== TASK GOAL ==
Pull out all lines from the listing below in which the word "加入此群" appears.

Raw records:
--------------------------------
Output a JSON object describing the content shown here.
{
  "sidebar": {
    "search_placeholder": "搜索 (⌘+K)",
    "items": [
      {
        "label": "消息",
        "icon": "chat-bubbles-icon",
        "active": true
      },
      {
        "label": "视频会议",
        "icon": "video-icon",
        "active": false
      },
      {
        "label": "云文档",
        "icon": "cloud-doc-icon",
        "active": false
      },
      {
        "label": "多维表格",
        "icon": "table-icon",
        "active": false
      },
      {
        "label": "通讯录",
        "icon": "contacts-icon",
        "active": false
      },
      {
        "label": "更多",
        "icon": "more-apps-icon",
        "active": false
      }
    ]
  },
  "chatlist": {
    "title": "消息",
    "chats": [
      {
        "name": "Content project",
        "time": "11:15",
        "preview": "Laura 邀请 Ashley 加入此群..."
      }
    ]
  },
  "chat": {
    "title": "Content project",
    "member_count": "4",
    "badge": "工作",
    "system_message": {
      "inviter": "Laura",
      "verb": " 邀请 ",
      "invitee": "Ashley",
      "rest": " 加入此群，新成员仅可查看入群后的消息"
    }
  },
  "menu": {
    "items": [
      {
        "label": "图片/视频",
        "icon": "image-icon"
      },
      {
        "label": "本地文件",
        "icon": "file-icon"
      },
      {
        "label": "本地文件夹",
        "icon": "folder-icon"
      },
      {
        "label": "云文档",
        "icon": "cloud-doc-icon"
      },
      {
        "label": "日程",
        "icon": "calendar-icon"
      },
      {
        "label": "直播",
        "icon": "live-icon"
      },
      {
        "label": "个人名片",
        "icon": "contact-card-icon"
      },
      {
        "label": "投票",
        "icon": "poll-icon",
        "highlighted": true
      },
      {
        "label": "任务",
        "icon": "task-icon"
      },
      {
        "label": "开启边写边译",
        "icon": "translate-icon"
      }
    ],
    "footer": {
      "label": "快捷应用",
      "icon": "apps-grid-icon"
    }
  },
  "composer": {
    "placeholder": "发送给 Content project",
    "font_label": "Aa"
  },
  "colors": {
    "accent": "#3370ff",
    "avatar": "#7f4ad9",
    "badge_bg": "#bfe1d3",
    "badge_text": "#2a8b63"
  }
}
--------------------------------
== RESULT OF THE TASK ==
        "preview": "Laura 邀请 Ashley 加入此群..."
      "rest": " 加入此群，新成员仅可查看入群后的消息"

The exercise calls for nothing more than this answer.